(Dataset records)
* Start *

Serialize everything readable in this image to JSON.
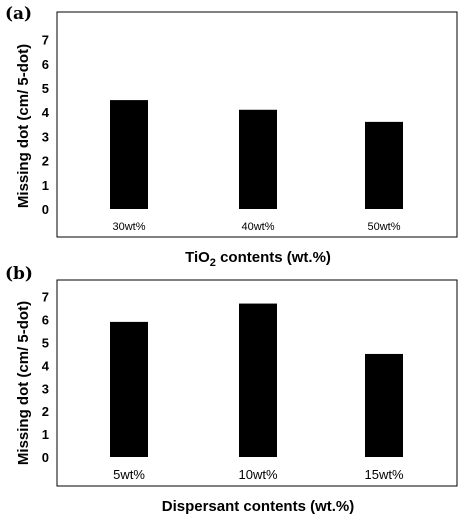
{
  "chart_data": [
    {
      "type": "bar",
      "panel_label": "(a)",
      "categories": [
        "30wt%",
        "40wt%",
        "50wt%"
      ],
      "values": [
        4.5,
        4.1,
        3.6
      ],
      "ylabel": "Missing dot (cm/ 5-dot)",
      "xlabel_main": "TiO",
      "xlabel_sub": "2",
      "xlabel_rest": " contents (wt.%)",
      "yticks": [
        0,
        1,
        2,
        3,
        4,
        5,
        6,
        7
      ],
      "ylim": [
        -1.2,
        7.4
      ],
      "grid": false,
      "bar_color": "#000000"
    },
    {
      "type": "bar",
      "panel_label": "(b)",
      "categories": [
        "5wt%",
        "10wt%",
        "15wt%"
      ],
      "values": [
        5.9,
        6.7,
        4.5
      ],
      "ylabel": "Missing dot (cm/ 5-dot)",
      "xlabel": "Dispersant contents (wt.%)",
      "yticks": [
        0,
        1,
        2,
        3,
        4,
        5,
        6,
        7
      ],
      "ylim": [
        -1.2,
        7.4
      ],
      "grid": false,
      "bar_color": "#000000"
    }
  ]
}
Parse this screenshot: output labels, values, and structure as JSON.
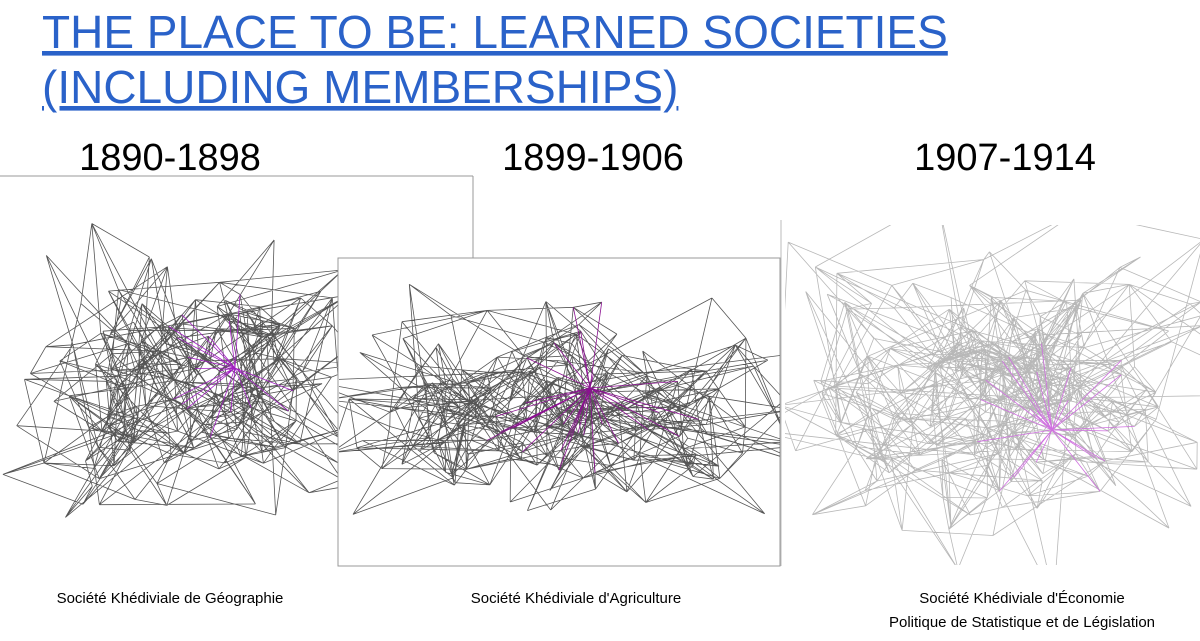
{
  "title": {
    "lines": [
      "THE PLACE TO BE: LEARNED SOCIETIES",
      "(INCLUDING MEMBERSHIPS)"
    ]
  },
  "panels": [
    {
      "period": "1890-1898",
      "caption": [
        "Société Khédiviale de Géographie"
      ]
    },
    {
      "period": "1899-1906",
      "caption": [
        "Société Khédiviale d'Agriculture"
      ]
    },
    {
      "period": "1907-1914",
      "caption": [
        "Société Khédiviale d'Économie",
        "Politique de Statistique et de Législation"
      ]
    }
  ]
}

* End *

[Exercise directions]
Read the entries above, then pull out the lines that include "contents".

[Reply to the task]
      "xlabel_rest": " contents (wt.%)",
      "xlabel": "Dispersant contents (wt.%)",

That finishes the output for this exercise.